:: TEXT FOR ANALYSIS ::
The court found that the testator canceled and obliterated his will and his signature thereto and thereon “for the purpose of revoking the same.” It is contended that this finding is insufficient; that it does not literally follow the language of the statute, “with the intent and for the purpose of revoking”—that a distinct meaning is to be given to the words as thus employed, and that it is therefore not a sufficient finding to say that the acts were done for the purpose of revoking. It would be extremely difficult to conceive of a testator canceling his will for the purpose of revoking it, and yet not canceling it with the intent to accomplish the same result. The truth of the matter is, that the use of the words is idiomatic. Their meaning as used is identical. They are as near approaches to perfect synonyms as may be found in the language. In discussing the statutes of Elizabeth, which declared a merchant to be a bankrupt who-should “depart from his dwelling-house or houses to the intent or purpose to defraud or hinder any of his creditors,” Lord Ellenborough very aptly said: “It will be observed that upon the language of this statute the act is complete by being done with *233the intent specified, the words hr purpose’ being merely additional words to the same effect, and which carry the sense no further than it was carried by the preceding word intent.” (Robertson v. Liddell, 9 East, 487.)
It is finally urged that the findings are insufficient because of the absence of a judicial declaration that the acts of revocation were done by the testator when he was of sound and disposing mind. To this it may be answered that the question, of his sanity or mental competency was not made an issue. The court affirmatively finds that at the time he executed the will he was of sound and disposing mind. The presumption of sanity always exists until dispelled by proof. In this case the only evidence touching the question was that in the last week of his life he had become mentally infirm, as well as physically debilitated. But there is positively no evidence that the revocation was effected during that time, while, upon the other hand, the evidence of the testator’s own writings upon the face of the will, and upon the envelope enclosing it, clearly indicate that the act was effectuated at a time long before.
The judgment and decree appealed from are affirmed.
Temple, J., and McFarland, J., concurred.

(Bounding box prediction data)
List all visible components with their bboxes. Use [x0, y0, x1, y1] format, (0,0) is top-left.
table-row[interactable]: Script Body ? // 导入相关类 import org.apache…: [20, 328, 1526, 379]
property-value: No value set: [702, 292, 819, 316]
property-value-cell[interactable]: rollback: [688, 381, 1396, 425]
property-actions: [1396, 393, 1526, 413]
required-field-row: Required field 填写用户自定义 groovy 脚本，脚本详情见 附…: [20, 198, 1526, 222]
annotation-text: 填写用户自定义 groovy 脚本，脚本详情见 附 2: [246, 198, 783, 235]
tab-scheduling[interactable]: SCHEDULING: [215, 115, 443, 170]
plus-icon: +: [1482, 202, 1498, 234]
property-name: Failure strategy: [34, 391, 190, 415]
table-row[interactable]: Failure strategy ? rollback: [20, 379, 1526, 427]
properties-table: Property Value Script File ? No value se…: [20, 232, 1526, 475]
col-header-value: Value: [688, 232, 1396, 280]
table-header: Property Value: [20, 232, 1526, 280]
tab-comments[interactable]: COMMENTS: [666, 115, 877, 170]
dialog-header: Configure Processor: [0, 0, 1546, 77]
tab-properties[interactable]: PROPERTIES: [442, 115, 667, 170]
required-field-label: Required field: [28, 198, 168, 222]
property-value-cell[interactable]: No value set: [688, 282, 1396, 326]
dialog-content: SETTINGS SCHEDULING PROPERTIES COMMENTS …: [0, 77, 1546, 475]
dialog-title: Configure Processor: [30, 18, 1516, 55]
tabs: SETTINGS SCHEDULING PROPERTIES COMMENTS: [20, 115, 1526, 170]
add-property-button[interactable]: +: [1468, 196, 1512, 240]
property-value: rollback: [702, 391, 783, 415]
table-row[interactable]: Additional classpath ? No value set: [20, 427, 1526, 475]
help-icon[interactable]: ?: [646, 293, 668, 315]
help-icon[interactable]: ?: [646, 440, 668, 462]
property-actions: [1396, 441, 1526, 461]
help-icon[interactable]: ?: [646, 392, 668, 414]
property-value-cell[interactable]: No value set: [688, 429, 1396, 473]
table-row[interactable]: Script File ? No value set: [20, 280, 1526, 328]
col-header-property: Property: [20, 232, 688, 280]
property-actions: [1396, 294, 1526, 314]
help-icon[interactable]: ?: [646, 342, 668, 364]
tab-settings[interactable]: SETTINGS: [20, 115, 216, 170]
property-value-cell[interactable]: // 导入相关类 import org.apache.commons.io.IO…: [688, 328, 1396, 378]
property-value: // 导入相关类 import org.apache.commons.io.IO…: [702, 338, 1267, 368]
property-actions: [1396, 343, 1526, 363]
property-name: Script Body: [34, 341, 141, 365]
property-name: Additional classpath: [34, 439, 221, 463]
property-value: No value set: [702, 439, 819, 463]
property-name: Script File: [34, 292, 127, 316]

:: WHAT YOU NEED TO DO ::
List every judge named in the court opinion on the will revocation above.

:: RESPONSE TO THE EXERCISE ::
- Lord Ellenborough
- Temple, J.
- McFarland, J.